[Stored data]

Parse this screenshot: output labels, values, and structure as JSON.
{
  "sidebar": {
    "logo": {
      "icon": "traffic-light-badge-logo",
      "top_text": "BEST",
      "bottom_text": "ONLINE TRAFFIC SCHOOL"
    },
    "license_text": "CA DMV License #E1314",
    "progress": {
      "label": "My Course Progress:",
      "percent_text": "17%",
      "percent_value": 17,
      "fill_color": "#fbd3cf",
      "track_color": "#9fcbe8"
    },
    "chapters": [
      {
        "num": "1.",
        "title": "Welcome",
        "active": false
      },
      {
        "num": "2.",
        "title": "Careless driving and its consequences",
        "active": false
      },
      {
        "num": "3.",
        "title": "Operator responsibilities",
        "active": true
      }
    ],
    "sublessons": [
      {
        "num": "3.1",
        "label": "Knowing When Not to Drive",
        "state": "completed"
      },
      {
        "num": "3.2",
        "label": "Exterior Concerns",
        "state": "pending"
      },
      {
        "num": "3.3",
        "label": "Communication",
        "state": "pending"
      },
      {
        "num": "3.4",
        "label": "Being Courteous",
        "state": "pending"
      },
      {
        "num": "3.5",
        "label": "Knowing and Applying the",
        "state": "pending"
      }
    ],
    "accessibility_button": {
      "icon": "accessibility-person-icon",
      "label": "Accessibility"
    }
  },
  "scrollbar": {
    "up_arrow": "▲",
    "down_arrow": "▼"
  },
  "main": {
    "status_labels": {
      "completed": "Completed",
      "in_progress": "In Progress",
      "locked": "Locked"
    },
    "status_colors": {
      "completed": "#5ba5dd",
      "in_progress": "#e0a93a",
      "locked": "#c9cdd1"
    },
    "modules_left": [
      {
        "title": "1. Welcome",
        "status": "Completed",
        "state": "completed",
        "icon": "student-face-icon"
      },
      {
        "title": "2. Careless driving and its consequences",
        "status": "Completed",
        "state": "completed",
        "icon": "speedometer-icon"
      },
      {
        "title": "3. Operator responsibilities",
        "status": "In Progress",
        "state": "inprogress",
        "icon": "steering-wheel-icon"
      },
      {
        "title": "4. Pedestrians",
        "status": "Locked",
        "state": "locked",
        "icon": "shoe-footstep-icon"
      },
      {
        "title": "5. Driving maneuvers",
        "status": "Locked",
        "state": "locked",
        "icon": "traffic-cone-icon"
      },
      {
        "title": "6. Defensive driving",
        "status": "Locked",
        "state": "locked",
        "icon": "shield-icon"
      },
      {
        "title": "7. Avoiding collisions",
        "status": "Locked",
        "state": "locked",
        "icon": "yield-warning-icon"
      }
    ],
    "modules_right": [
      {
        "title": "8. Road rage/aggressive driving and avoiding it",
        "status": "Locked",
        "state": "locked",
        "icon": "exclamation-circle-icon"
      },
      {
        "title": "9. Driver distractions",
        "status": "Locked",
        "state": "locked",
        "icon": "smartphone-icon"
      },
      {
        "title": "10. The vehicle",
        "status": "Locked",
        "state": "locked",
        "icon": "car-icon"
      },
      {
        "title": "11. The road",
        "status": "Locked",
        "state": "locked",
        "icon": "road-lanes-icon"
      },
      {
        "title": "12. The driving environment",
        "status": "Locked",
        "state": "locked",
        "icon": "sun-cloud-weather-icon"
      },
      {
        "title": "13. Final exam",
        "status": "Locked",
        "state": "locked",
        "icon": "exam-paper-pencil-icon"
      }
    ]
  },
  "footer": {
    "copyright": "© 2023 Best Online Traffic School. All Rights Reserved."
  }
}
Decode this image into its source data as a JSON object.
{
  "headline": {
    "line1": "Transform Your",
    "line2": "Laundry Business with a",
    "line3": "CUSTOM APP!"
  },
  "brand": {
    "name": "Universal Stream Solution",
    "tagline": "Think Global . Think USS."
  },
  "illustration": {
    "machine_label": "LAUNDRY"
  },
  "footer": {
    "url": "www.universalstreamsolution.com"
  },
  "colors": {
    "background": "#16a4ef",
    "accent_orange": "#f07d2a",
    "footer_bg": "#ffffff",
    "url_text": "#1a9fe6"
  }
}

→ **WHAT THE TASK ASKS**: Repeat, word for word, every line from the line that contains "Decode this image" to the end of the entries; include both of those lines and no others.

→ **SOLUTION TO THIS PROBLEM**:
Decode this image into its source data as a JSON object.
{
  "headline": {
    "line1": "Transform Your",
    "line2": "Laundry Business with a",
    "line3": "CUSTOM APP!"
  },
  "brand": {
    "name": "Universal Stream Solution",
    "tagline": "Think Global . Think USS."
  },
  "illustration": {
    "machine_label": "LAUNDRY"
  },
  "footer": {
    "url": "www.universalstreamsolution.com"
  },
  "colors": {
    "background": "#16a4ef",
    "accent_orange": "#f07d2a",
    "footer_bg": "#ffffff",
    "url_text": "#1a9fe6"
  }
}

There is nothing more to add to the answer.